• Task to carry out:
Transcribe each record exactly. Include every one.

• Information shown:
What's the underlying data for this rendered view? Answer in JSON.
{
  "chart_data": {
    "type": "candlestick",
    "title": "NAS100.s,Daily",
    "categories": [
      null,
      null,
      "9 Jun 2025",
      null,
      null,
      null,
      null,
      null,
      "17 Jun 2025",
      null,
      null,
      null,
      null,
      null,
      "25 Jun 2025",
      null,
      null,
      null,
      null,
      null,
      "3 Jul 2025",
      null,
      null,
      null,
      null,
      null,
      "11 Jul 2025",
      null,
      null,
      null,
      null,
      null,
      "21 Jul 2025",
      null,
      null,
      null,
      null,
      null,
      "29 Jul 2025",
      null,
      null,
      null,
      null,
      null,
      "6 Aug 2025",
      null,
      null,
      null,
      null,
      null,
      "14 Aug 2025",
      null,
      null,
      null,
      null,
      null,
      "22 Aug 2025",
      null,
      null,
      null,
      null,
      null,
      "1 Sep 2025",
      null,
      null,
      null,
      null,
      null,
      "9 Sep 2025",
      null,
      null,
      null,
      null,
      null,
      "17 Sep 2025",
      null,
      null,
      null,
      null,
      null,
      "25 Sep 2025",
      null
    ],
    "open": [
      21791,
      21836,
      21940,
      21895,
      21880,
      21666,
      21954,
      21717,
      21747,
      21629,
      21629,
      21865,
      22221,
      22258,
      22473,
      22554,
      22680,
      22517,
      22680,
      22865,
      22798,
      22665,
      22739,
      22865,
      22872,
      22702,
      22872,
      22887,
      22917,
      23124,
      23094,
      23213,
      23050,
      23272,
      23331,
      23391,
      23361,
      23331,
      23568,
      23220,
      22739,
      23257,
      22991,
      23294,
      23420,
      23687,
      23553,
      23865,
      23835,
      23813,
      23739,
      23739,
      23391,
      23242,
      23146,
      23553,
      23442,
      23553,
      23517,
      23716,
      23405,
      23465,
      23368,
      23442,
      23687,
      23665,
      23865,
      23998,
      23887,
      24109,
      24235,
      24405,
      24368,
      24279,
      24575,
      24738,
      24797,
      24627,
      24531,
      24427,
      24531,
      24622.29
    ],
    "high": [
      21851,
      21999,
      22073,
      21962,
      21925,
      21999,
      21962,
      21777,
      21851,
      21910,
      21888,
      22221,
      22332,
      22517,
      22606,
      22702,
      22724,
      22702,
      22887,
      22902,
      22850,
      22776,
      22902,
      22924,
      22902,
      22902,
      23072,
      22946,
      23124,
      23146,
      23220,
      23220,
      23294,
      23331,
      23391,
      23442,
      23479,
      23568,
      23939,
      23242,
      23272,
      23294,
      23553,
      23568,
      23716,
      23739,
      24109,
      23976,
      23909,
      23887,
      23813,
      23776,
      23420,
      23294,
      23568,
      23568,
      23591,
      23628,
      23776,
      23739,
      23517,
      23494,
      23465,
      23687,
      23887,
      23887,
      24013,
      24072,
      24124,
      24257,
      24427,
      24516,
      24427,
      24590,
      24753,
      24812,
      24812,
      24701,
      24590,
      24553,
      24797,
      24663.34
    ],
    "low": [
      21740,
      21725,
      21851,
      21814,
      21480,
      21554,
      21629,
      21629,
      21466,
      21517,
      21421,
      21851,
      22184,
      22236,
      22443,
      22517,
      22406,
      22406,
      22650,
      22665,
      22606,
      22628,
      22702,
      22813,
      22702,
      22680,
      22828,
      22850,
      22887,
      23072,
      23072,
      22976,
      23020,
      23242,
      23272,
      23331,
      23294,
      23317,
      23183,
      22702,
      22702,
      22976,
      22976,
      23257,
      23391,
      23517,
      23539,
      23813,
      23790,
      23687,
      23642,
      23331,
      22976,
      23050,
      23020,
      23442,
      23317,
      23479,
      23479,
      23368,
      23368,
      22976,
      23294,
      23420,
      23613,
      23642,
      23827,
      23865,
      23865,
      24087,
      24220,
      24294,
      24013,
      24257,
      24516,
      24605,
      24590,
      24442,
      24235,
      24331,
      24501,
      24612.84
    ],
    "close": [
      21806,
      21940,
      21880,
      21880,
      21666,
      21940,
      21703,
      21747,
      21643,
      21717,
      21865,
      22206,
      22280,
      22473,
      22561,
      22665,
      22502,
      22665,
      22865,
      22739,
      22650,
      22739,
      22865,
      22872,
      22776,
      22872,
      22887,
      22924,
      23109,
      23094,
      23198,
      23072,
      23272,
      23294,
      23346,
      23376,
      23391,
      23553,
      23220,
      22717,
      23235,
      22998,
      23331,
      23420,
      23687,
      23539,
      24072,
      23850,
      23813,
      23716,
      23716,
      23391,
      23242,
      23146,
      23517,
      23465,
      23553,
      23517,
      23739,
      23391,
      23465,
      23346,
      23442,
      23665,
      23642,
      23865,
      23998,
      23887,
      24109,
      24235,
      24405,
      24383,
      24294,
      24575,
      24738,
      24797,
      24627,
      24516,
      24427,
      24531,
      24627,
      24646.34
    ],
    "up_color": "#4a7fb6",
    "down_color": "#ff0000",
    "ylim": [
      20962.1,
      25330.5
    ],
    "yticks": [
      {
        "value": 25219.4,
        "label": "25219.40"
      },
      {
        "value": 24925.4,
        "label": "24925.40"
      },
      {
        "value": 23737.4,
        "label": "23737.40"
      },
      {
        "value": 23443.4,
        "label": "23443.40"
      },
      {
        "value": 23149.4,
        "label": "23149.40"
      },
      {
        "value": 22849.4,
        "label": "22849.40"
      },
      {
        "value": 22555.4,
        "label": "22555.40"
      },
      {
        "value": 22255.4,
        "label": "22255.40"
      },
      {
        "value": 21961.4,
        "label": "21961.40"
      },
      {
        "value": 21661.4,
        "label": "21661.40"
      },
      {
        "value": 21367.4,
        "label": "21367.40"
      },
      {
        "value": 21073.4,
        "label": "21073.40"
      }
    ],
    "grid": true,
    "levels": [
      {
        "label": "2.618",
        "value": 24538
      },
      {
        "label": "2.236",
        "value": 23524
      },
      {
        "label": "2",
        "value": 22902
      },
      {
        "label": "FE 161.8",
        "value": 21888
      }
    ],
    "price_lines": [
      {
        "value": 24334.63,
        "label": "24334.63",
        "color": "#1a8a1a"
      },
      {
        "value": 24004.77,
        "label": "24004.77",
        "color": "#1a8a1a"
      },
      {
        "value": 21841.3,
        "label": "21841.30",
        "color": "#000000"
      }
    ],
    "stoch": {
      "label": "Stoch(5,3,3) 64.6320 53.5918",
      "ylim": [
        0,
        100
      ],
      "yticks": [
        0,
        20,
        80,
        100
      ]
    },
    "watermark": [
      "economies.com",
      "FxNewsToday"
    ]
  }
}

• Result of the task:
What's the underlying data for this rendered view? Answer in JSON.
{
  "chart_data": {
    "type": "candlestick",
    "title": "NAS100.s,Daily",
    "categories": [
      null,
      null,
      "9 Jun 2025",
      null,
      null,
      null,
      null,
      null,
      "17 Jun 2025",
      null,
      null,
      null,
      null,
      null,
      "25 Jun 2025",
      null,
      null,
      null,
      null,
      null,
      "3 Jul 2025",
      null,
      null,
      null,
      null,
      null,
      "11 Jul 2025",
      null,
      null,
      null,
      null,
      null,
      "21 Jul 2025",
      null,
      null,
      null,
      null,
      null,
      "29 Jul 2025",
      null,
      null,
      null,
      null,
      null,
      "6 Aug 2025",
      null,
      null,
      null,
      null,
      null,
      "14 Aug 2025",
      null,
      null,
      null,
      null,
      null,
      "22 Aug 2025",
      null,
      null,
      null,
      null,
      null,
      "1 Sep 2025",
      null,
      null,
      null,
      null,
      null,
      "9 Sep 2025",
      null,
      null,
      null,
      null,
      null,
      "17 Sep 2025",
      null,
      null,
      null,
      null,
      null,
      "25 Sep 2025",
      null
    ],
    "open": [
      21791,
      21836,
      21940,
      21895,
      21880,
      21666,
      21954,
      21717,
      21747,
      21629,
      21629,
      21865,
      22221,
      22258,
      22473,
      22554,
      22680,
      22517,
      22680,
      22865,
      22798,
      22665,
      22739,
      22865,
      22872,
      22702,
      22872,
      22887,
      22917,
      23124,
      23094,
      23213,
      23050,
      23272,
      23331,
      23391,
      23361,
      23331,
      23568,
      23220,
      22739,
      23257,
      22991,
      23294,
      23420,
      23687,
      23553,
      23865,
      23835,
      23813,
      23739,
      23739,
      23391,
      23242,
      23146,
      23553,
      23442,
      23553,
      23517,
      23716,
      23405,
      23465,
      23368,
      23442,
      23687,
      23665,
      23865,
      23998,
      23887,
      24109,
      24235,
      24405,
      24368,
      24279,
      24575,
      24738,
      24797,
      24627,
      24531,
      24427,
      24531,
      24622.29
    ],
    "high": [
      21851,
      21999,
      22073,
      21962,
      21925,
      21999,
      21962,
      21777,
      21851,
      21910,
      21888,
      22221,
      22332,
      22517,
      22606,
      22702,
      22724,
      22702,
      22887,
      22902,
      22850,
      22776,
      22902,
      22924,
      22902,
      22902,
      23072,
      22946,
      23124,
      23146,
      23220,
      23220,
      23294,
      23331,
      23391,
      23442,
      23479,
      23568,
      23939,
      23242,
      23272,
      23294,
      23553,
      23568,
      23716,
      23739,
      24109,
      23976,
      23909,
      23887,
      23813,
      23776,
      23420,
      23294,
      23568,
      23568,
      23591,
      23628,
      23776,
      23739,
      23517,
      23494,
      23465,
      23687,
      23887,
      23887,
      24013,
      24072,
      24124,
      24257,
      24427,
      24516,
      24427,
      24590,
      24753,
      24812,
      24812,
      24701,
      24590,
      24553,
      24797,
      24663.34
    ],
    "low": [
      21740,
      21725,
      21851,
      21814,
      21480,
      21554,
      21629,
      21629,
      21466,
      21517,
      21421,
      21851,
      22184,
      22236,
      22443,
      22517,
      22406,
      22406,
      22650,
      22665,
      22606,
      22628,
      22702,
      22813,
      22702,
      22680,
      22828,
      22850,
      22887,
      23072,
      23072,
      22976,
      23020,
      23242,
      23272,
      23331,
      23294,
      23317,
      23183,
      22702,
      22702,
      22976,
      22976,
      23257,
      23391,
      23517,
      23539,
      23813,
      23790,
      23687,
      23642,
      23331,
      22976,
      23050,
      23020,
      23442,
      23317,
      23479,
      23479,
      23368,
      23368,
      22976,
      23294,
      23420,
      23613,
      23642,
      23827,
      23865,
      23865,
      24087,
      24220,
      24294,
      24013,
      24257,
      24516,
      24605,
      24590,
      24442,
      24235,
      24331,
      24501,
      24612.84
    ],
    "close": [
      21806,
      21940,
      21880,
      21880,
      21666,
      21940,
      21703,
      21747,
      21643,
      21717,
      21865,
      22206,
      22280,
      22473,
      22561,
      22665,
      22502,
      22665,
      22865,
      22739,
      22650,
      22739,
      22865,
      22872,
      22776,
      22872,
      22887,
      22924,
      23109,
      23094,
      23198,
      23072,
      23272,
      23294,
      23346,
      23376,
      23391,
      23553,
      23220,
      22717,
      23235,
      22998,
      23331,
      23420,
      23687,
      23539,
      24072,
      23850,
      23813,
      23716,
      23716,
      23391,
      23242,
      23146,
      23517,
      23465,
      23553,
      23517,
      23739,
      23391,
      23465,
      23346,
      23442,
      23665,
      23642,
      23865,
      23998,
      23887,
      24109,
      24235,
      24405,
      24383,
      24294,
      24575,
      24738,
      24797,
      24627,
      24516,
      24427,
      24531,
      24627,
      24646.34
    ],
    "up_color": "#4a7fb6",
    "down_color": "#ff0000",
    "ylim": [
      20962.1,
      25330.5
    ],
    "yticks": [
      {
        "value": 25219.4,
        "label": "25219.40"
      },
      {
        "value": 24925.4,
        "label": "24925.40"
      },
      {
        "value": 23737.4,
        "label": "23737.40"
      },
      {
        "value": 23443.4,
        "label": "23443.40"
      },
      {
        "value": 23149.4,
        "label": "23149.40"
      },
      {
        "value": 22849.4,
        "label": "22849.40"
      },
      {
        "value": 22555.4,
        "label": "22555.40"
      },
      {
        "value": 22255.4,
        "label": "22255.40"
      },
      {
        "value": 21961.4,
        "label": "21961.40"
      },
      {
        "value": 21661.4,
        "label": "21661.40"
      },
      {
        "value": 21367.4,
        "label": "21367.40"
      },
      {
        "value": 21073.4,
        "label": "21073.40"
      }
    ],
    "grid": true,
    "levels": [
      {
        "label": "2.618",
        "value": 24538
      },
      {
        "label": "2.236",
        "value": 23524
      },
      {
        "label": "2",
        "value": 22902
      },
      {
        "label": "FE 161.8",
        "value": 21888
      }
    ],
    "price_lines": [
      {
        "value": 24334.63,
        "label": "24334.63",
        "color": "#1a8a1a"
      },
      {
        "value": 24004.77,
        "label": "24004.77",
        "color": "#1a8a1a"
      },
      {
        "value": 21841.3,
        "label": "21841.30",
        "color": "#000000"
      }
    ],
    "stoch": {
      "label": "Stoch(5,3,3) 64.6320 53.5918",
      "ylim": [
        0,
        100
      ],
      "yticks": [
        0,
        20,
        80,
        100
      ]
    },
    "watermark": [
      "economies.com",
      "FxNewsToday"
    ]
  }
}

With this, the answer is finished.